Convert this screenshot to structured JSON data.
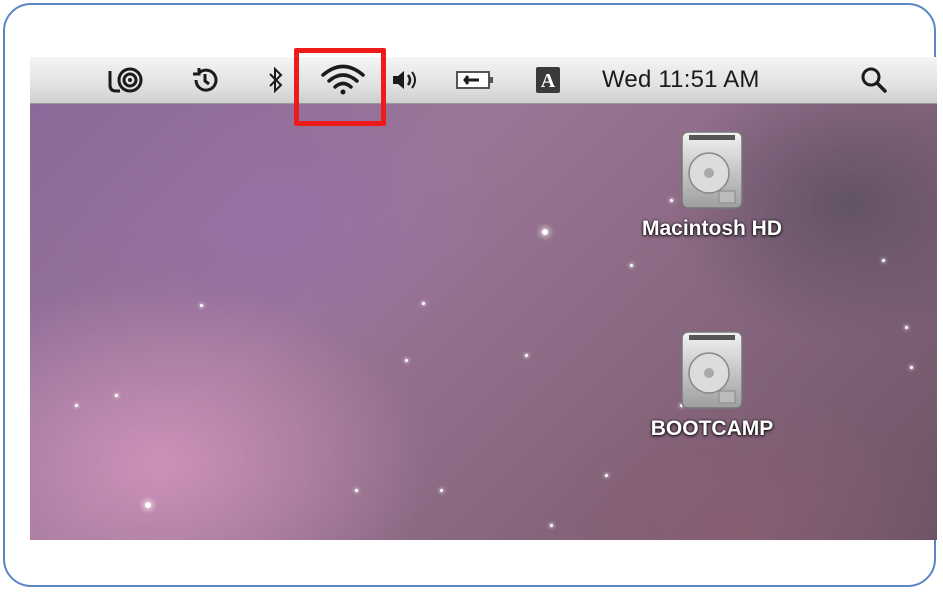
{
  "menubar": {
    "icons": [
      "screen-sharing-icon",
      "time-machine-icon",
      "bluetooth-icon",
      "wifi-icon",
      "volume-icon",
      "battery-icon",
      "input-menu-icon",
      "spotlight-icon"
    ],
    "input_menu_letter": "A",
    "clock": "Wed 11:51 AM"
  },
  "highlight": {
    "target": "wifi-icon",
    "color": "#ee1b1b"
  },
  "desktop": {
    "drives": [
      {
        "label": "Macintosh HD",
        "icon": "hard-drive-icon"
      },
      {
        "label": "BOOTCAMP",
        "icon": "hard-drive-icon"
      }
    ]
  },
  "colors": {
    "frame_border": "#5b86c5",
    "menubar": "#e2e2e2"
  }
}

————————

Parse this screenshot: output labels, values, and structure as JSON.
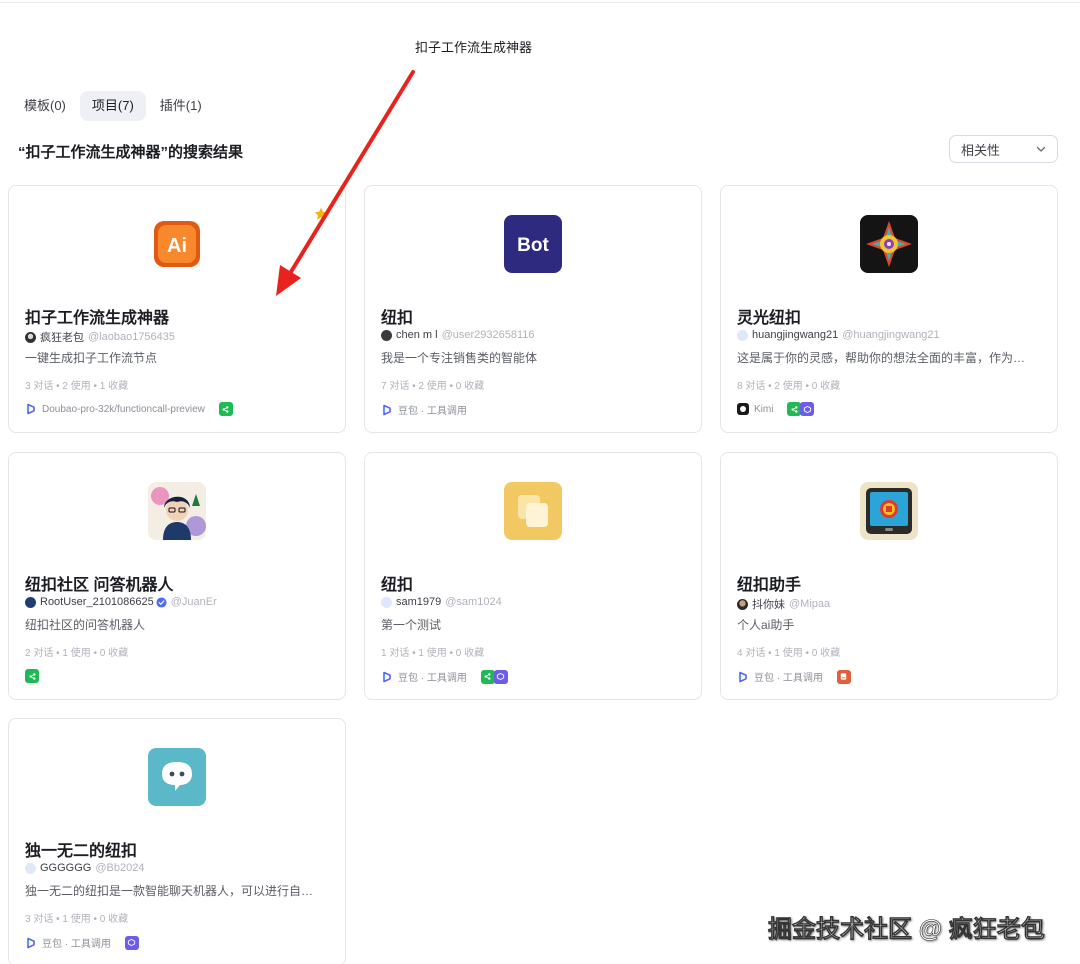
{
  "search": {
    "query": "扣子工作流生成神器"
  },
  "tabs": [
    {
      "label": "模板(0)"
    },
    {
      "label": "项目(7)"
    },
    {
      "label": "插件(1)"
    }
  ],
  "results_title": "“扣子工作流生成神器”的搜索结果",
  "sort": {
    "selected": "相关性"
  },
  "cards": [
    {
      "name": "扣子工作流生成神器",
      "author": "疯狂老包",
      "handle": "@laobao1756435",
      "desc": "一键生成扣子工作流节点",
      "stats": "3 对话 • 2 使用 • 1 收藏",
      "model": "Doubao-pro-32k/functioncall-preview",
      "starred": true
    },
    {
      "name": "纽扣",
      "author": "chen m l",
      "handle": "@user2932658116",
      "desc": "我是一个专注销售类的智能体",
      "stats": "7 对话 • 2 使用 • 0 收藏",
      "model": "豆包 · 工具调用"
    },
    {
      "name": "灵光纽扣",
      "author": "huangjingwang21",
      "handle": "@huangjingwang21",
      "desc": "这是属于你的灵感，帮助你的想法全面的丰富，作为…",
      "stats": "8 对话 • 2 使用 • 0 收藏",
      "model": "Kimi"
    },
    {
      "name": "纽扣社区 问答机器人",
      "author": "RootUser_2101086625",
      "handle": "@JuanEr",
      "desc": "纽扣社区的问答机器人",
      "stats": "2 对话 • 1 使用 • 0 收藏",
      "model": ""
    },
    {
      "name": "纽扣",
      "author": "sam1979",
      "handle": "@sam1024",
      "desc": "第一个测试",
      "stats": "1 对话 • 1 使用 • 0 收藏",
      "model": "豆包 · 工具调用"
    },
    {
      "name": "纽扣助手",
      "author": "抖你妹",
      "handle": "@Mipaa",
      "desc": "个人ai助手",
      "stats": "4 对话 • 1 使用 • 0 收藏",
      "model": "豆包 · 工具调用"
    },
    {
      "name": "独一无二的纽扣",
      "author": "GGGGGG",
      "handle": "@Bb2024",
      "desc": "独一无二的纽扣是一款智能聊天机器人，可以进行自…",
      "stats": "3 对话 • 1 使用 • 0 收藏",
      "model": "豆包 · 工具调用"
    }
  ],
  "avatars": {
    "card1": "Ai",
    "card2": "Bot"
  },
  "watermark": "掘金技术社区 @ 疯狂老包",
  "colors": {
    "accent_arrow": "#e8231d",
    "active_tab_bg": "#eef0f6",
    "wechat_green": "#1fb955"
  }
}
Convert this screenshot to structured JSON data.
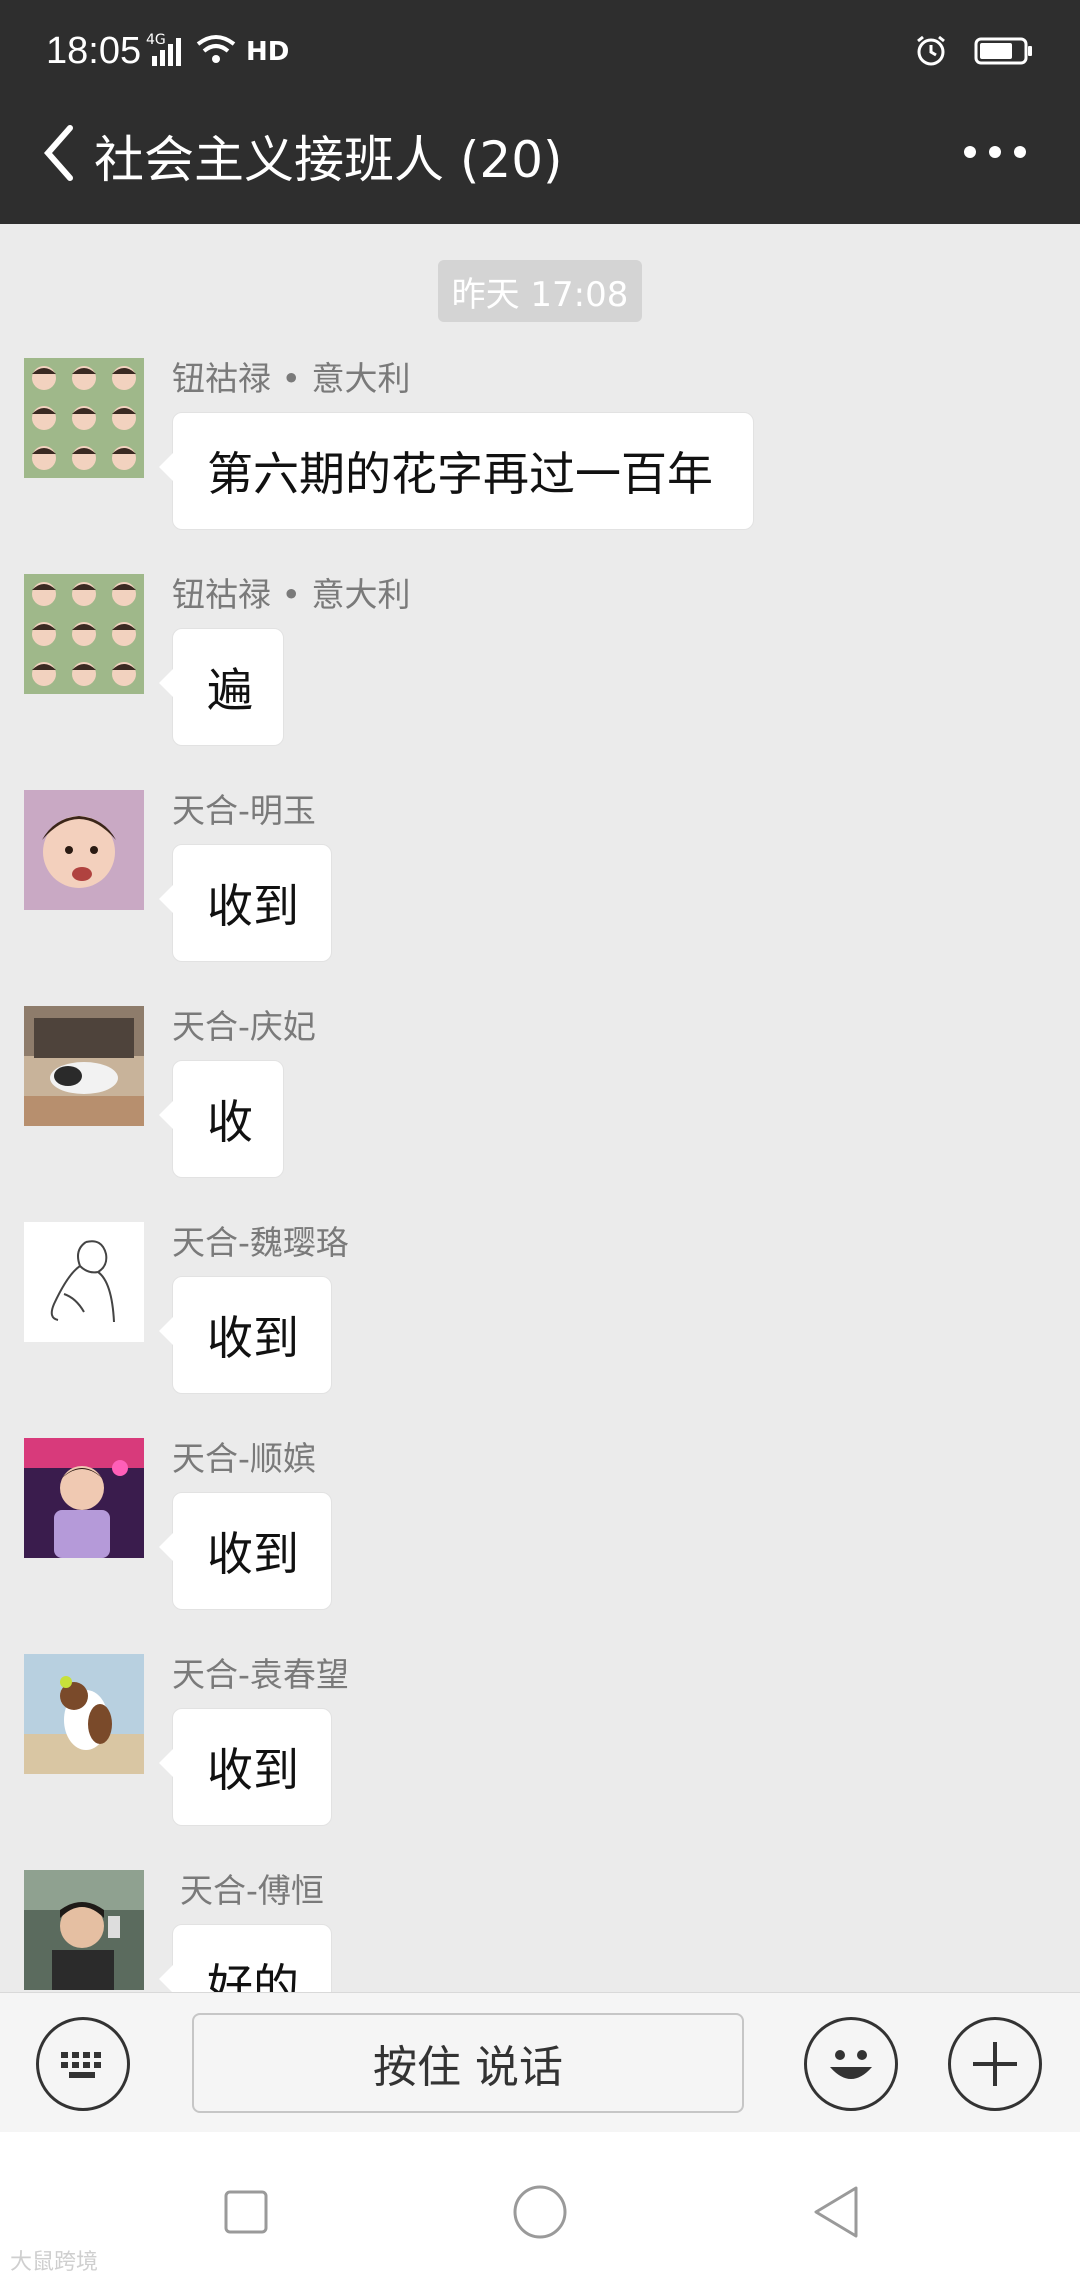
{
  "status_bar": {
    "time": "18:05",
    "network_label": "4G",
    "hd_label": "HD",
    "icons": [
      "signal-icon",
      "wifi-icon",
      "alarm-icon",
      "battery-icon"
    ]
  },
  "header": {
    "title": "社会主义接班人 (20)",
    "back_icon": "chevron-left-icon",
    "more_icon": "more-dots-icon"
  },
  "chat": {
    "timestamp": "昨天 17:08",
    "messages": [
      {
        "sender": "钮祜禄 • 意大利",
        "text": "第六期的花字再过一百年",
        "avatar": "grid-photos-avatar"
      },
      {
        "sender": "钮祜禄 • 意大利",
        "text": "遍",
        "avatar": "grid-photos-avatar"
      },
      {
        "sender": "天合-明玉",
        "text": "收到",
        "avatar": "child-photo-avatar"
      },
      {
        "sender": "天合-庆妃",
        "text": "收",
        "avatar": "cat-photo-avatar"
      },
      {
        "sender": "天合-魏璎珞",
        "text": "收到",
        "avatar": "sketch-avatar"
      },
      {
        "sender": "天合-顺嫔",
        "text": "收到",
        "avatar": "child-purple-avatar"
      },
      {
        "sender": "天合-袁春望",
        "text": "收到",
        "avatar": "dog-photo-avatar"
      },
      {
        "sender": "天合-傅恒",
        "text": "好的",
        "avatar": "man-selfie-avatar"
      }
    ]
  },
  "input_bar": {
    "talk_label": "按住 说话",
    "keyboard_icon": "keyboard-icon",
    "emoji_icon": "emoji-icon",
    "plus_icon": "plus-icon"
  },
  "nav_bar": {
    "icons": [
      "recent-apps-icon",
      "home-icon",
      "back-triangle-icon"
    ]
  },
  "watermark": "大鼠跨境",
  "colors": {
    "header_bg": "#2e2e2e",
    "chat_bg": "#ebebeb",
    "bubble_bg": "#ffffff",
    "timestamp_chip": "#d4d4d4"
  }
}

————————

#### [Exercise]
Give the number of lines in the records above that contain the word "child". Reply with that number alone.

#### [Expected answer]
2